-- start SUPPLIED MATERIAL --

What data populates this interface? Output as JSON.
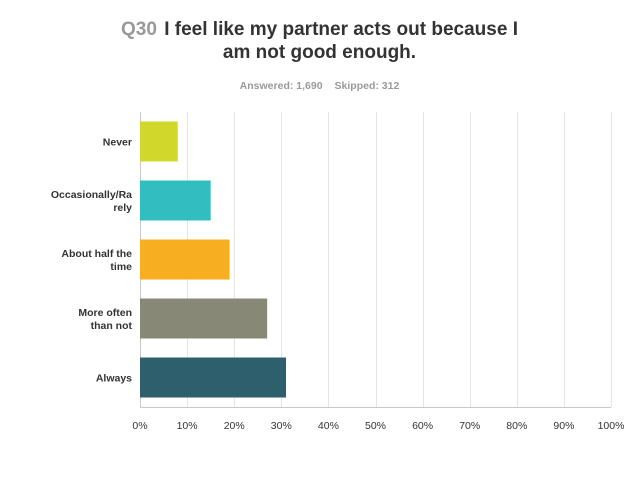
{
  "survey": {
    "question_number": "Q30",
    "question_line1": "I feel like my partner acts out because I",
    "question_line2": "am not good enough.",
    "answered_label": "Answered: 1,690",
    "skipped_label": "Skipped: 312"
  },
  "chart_data": {
    "type": "bar",
    "orientation": "horizontal",
    "categories": [
      "Never",
      "Occasionally/Rarely",
      "About half the time",
      "More often than not",
      "Always"
    ],
    "category_label_lines": [
      [
        "Never"
      ],
      [
        "Occasionally/Ra",
        "rely"
      ],
      [
        "About half the",
        "time"
      ],
      [
        "More often",
        "than not"
      ],
      [
        "Always"
      ]
    ],
    "values": [
      8,
      15,
      19,
      27,
      31
    ],
    "value_unit": "%",
    "colors": [
      "#d1d72b",
      "#32bec1",
      "#f8ae21",
      "#878876",
      "#2e5f6c"
    ],
    "xlim": [
      0,
      100
    ],
    "xticks": [
      "0%",
      "10%",
      "20%",
      "30%",
      "40%",
      "50%",
      "60%",
      "70%",
      "80%",
      "90%",
      "100%"
    ],
    "grid": true,
    "title": "I feel like my partner acts out because I am not good enough.",
    "xlabel": "",
    "ylabel": ""
  }
}
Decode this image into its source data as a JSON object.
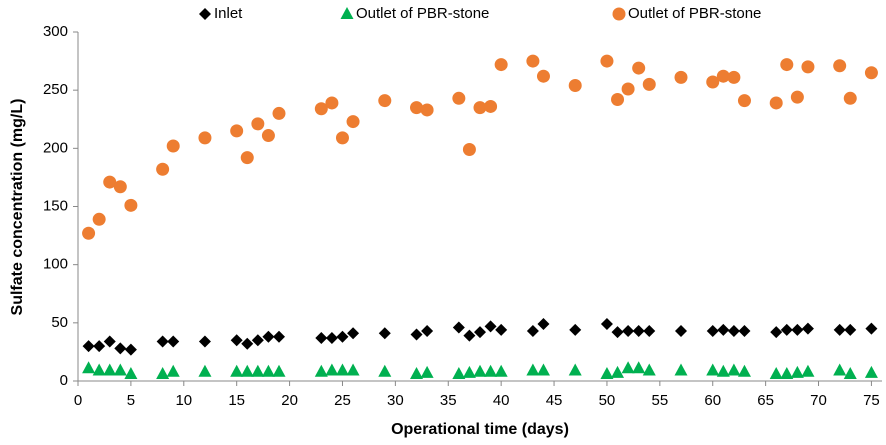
{
  "chart_data": {
    "type": "scatter",
    "x_label": "Operational time (days)",
    "y_label": "Sulfate concentration (mg/L)",
    "x": [
      1,
      2,
      3,
      4,
      5,
      8,
      9,
      12,
      15,
      16,
      17,
      18,
      19,
      23,
      24,
      25,
      26,
      29,
      32,
      33,
      36,
      37,
      38,
      39,
      40,
      43,
      44,
      47,
      50,
      51,
      52,
      53,
      54,
      57,
      60,
      61,
      62,
      63,
      66,
      67,
      68,
      69,
      72,
      73,
      75
    ],
    "series": [
      {
        "name": "Inlet",
        "color": "#000000",
        "marker": "diamond",
        "values": [
          30,
          30,
          34,
          28,
          27,
          34,
          34,
          34,
          35,
          32,
          35,
          38,
          38,
          37,
          37,
          38,
          41,
          41,
          40,
          43,
          46,
          39,
          42,
          47,
          44,
          43,
          49,
          44,
          49,
          42,
          43,
          43,
          43,
          43,
          43,
          44,
          43,
          43,
          42,
          44,
          44,
          45,
          44,
          44,
          45
        ]
      },
      {
        "name": "Outlet of PBR-stone",
        "color": "#00b050",
        "marker": "triangle",
        "values": [
          11,
          9,
          9,
          9,
          6,
          6,
          8,
          8,
          8,
          8,
          8,
          8,
          8,
          8,
          9,
          9,
          9,
          8,
          6,
          7,
          6,
          7,
          8,
          8,
          8,
          9,
          9,
          9,
          6,
          7,
          11,
          11,
          9,
          9,
          9,
          8,
          9,
          8,
          6,
          6,
          7,
          8,
          9,
          6,
          7
        ]
      },
      {
        "name": "Outlet of PBR-stone",
        "color": "#ed7d31",
        "marker": "circle",
        "values": [
          127,
          139,
          171,
          167,
          151,
          182,
          202,
          209,
          215,
          192,
          221,
          211,
          230,
          234,
          239,
          209,
          223,
          241,
          235,
          233,
          243,
          199,
          235,
          236,
          272,
          275,
          262,
          254,
          275,
          242,
          251,
          269,
          255,
          261,
          257,
          262,
          261,
          241,
          239,
          272,
          244,
          270,
          271,
          243,
          265
        ]
      }
    ],
    "xlim": [
      0,
      76
    ],
    "xticks": [
      0,
      5,
      10,
      15,
      20,
      25,
      30,
      35,
      40,
      45,
      50,
      55,
      60,
      65,
      70,
      75
    ],
    "ylim": [
      0,
      300
    ],
    "yticks": [
      0,
      50,
      100,
      150,
      200,
      250,
      300
    ],
    "grid": false,
    "legend": "top"
  }
}
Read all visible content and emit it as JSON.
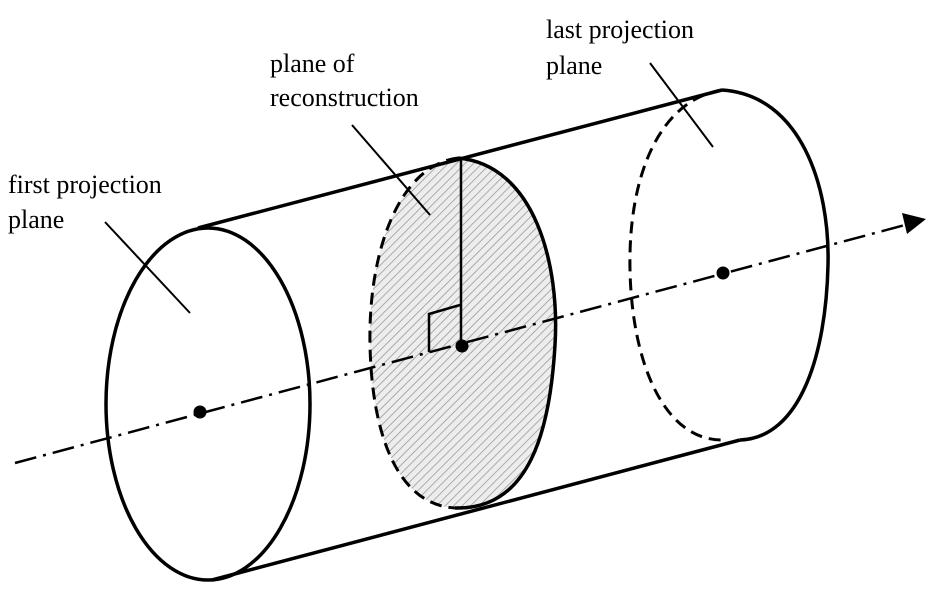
{
  "labels": {
    "first_line1": "first projection",
    "first_line2": "plane",
    "recon_line1": "plane of",
    "recon_line2": "reconstruction",
    "last_line1": "last projection",
    "last_line2": "plane"
  },
  "colors": {
    "stroke": "#000000",
    "hatch": "#9a9a9a",
    "hatch_bg": "#ededed"
  }
}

-- end SUPPLIED MATERIAL --

Leave out all pictures, then copy the remaining material exactly.

- **PROBLEM SOLUTION**
What data populates this interface? Output as JSON.
{
  "survey": {
    "question_number": "Q30",
    "question_line1": "I feel like my partner acts out because I",
    "question_line2": "am not good enough.",
    "answered_label": "Answered: 1,690",
    "skipped_label": "Skipped: 312"
  },
  "chart_data": {
    "type": "bar",
    "orientation": "horizontal",
    "categories": [
      "Never",
      "Occasionally/Rarely",
      "About half the time",
      "More often than not",
      "Always"
    ],
    "category_label_lines": [
      [
        "Never"
      ],
      [
        "Occasionally/Ra",
        "rely"
      ],
      [
        "About half the",
        "time"
      ],
      [
        "More often",
        "than not"
      ],
      [
        "Always"
      ]
    ],
    "values": [
      8,
      15,
      19,
      27,
      31
    ],
    "value_unit": "%",
    "colors": [
      "#d1d72b",
      "#32bec1",
      "#f8ae21",
      "#878876",
      "#2e5f6c"
    ],
    "xlim": [
      0,
      100
    ],
    "xticks": [
      "0%",
      "10%",
      "20%",
      "30%",
      "40%",
      "50%",
      "60%",
      "70%",
      "80%",
      "90%",
      "100%"
    ],
    "grid": true,
    "title": "I feel like my partner acts out because I am not good enough.",
    "xlabel": "",
    "ylabel": ""
  }
}
Decode this image into its source data as a JSON object.
{
  "chart_data": {
    "type": "scatter",
    "x_label": "Operational time (days)",
    "y_label": "Sulfate concentration (mg/L)",
    "x": [
      1,
      2,
      3,
      4,
      5,
      8,
      9,
      12,
      15,
      16,
      17,
      18,
      19,
      23,
      24,
      25,
      26,
      29,
      32,
      33,
      36,
      37,
      38,
      39,
      40,
      43,
      44,
      47,
      50,
      51,
      52,
      53,
      54,
      57,
      60,
      61,
      62,
      63,
      66,
      67,
      68,
      69,
      72,
      73,
      75
    ],
    "series": [
      {
        "name": "Inlet",
        "color": "#000000",
        "marker": "diamond",
        "values": [
          30,
          30,
          34,
          28,
          27,
          34,
          34,
          34,
          35,
          32,
          35,
          38,
          38,
          37,
          37,
          38,
          41,
          41,
          40,
          43,
          46,
          39,
          42,
          47,
          44,
          43,
          49,
          44,
          49,
          42,
          43,
          43,
          43,
          43,
          43,
          44,
          43,
          43,
          42,
          44,
          44,
          45,
          44,
          44,
          45
        ]
      },
      {
        "name": "Outlet of PBR-stone",
        "color": "#00b050",
        "marker": "triangle",
        "values": [
          11,
          9,
          9,
          9,
          6,
          6,
          8,
          8,
          8,
          8,
          8,
          8,
          8,
          8,
          9,
          9,
          9,
          8,
          6,
          7,
          6,
          7,
          8,
          8,
          8,
          9,
          9,
          9,
          6,
          7,
          11,
          11,
          9,
          9,
          9,
          8,
          9,
          8,
          6,
          6,
          7,
          8,
          9,
          6,
          7
        ]
      },
      {
        "name": "Outlet of PBR-stone",
        "color": "#ed7d31",
        "marker": "circle",
        "values": [
          127,
          139,
          171,
          167,
          151,
          182,
          202,
          209,
          215,
          192,
          221,
          211,
          230,
          234,
          239,
          209,
          223,
          241,
          235,
          233,
          243,
          199,
          235,
          236,
          272,
          275,
          262,
          254,
          275,
          242,
          251,
          269,
          255,
          261,
          257,
          262,
          261,
          241,
          239,
          272,
          244,
          270,
          271,
          243,
          265
        ]
      }
    ],
    "xlim": [
      0,
      76
    ],
    "xticks": [
      0,
      5,
      10,
      15,
      20,
      25,
      30,
      35,
      40,
      45,
      50,
      55,
      60,
      65,
      70,
      75
    ],
    "ylim": [
      0,
      300
    ],
    "yticks": [
      0,
      50,
      100,
      150,
      200,
      250,
      300
    ],
    "grid": false,
    "legend": "top"
  }
}
Read all visible content and emit it as JSON.
{
  "labels": {
    "first_line1": "first projection",
    "first_line2": "plane",
    "recon_line1": "plane of",
    "recon_line2": "reconstruction",
    "last_line1": "last projection",
    "last_line2": "plane"
  },
  "colors": {
    "stroke": "#000000",
    "hatch": "#9a9a9a",
    "hatch_bg": "#ededed"
  }
}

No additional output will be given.